--- SHORT EXERCISE ---
Locate the string "Trust" in the listing below. Copy every line where it is found.

===== DATASET RECORDS =====

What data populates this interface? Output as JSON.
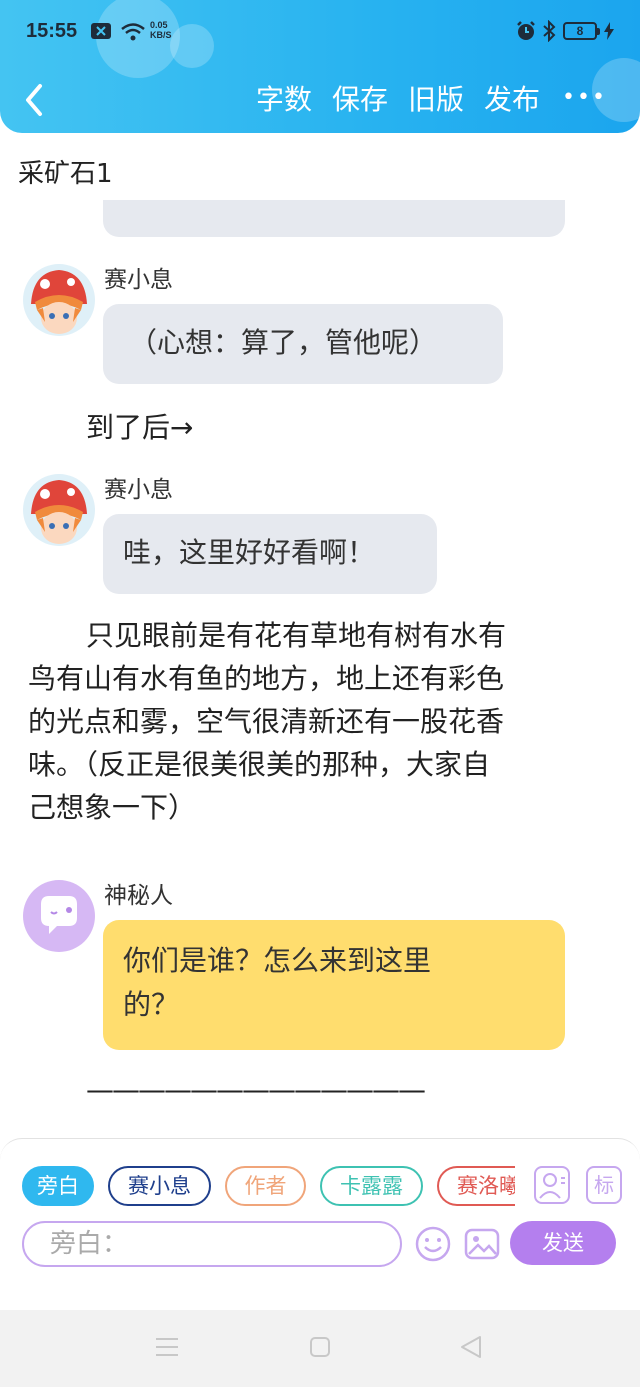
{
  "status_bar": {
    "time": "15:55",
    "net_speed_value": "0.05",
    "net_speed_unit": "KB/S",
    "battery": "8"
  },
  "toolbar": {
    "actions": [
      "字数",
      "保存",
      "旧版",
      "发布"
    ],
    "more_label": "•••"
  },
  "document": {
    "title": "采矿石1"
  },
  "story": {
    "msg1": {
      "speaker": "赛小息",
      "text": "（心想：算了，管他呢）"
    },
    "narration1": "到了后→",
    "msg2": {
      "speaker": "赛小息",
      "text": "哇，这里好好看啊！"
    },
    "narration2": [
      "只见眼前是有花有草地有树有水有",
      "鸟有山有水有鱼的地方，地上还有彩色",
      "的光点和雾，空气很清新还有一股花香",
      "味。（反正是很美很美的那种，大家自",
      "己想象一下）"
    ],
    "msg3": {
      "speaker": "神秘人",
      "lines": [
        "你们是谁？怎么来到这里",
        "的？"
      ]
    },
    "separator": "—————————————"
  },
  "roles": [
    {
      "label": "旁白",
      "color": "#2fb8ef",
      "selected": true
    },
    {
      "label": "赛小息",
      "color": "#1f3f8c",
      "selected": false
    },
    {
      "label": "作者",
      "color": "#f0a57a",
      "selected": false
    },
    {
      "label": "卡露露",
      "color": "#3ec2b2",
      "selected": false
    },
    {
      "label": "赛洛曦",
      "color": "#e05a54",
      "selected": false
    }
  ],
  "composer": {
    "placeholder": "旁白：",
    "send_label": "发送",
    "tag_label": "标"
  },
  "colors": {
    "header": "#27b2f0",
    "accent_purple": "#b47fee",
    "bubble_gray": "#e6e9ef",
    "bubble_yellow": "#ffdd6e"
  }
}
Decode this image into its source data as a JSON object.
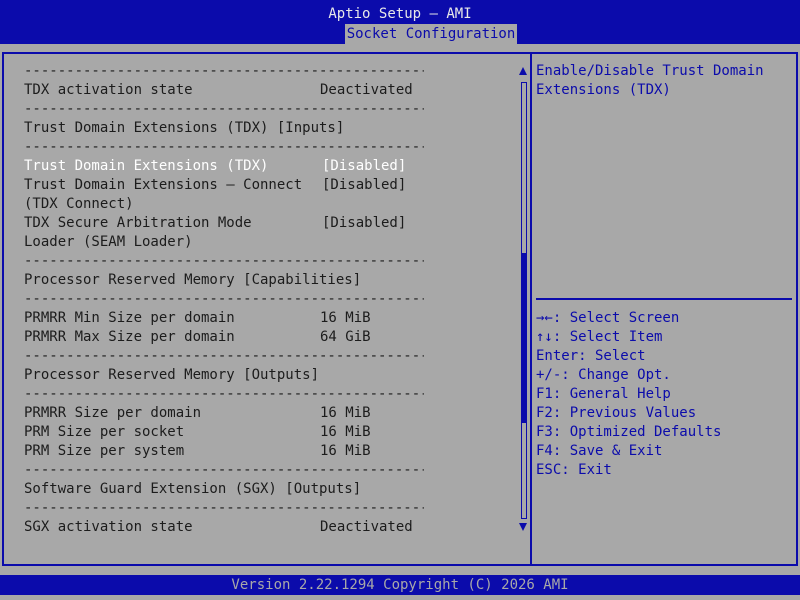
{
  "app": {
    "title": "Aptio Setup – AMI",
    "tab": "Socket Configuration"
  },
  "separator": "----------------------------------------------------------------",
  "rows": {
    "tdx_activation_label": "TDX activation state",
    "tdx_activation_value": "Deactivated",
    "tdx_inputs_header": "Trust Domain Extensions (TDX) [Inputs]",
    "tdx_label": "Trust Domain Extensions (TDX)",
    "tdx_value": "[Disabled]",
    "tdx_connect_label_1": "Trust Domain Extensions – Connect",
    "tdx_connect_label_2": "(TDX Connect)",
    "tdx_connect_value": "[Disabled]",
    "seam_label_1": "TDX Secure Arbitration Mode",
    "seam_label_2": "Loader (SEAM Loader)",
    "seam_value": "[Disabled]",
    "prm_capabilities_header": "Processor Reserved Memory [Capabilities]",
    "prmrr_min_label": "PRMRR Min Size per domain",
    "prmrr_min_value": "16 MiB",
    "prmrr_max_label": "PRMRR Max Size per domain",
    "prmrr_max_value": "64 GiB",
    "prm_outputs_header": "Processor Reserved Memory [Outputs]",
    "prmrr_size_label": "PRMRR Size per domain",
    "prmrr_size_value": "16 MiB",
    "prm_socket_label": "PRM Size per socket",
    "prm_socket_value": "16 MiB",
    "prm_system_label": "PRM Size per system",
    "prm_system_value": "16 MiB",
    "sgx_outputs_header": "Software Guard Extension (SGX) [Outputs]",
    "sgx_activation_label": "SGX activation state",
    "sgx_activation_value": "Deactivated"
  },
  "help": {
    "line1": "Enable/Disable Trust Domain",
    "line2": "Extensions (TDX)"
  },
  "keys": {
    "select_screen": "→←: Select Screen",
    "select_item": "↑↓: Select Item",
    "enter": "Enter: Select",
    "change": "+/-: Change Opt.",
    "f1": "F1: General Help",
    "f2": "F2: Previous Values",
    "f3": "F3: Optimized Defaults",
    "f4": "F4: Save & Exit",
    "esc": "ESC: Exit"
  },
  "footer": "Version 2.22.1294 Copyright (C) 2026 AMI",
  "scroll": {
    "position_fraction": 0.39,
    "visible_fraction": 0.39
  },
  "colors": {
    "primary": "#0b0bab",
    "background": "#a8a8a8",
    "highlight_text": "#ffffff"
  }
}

=====

--- OUTPUT BELOW ---
    "tdx_inputs_header": "Trust Domain Extensions (TDX) [Inputs]",
    "tdx_label": "Trust Domain Extensions (TDX)",
    "tdx_connect_label_1": "Trust Domain Extensions – Connect",
    "line1": "Enable/Disable Trust Domain",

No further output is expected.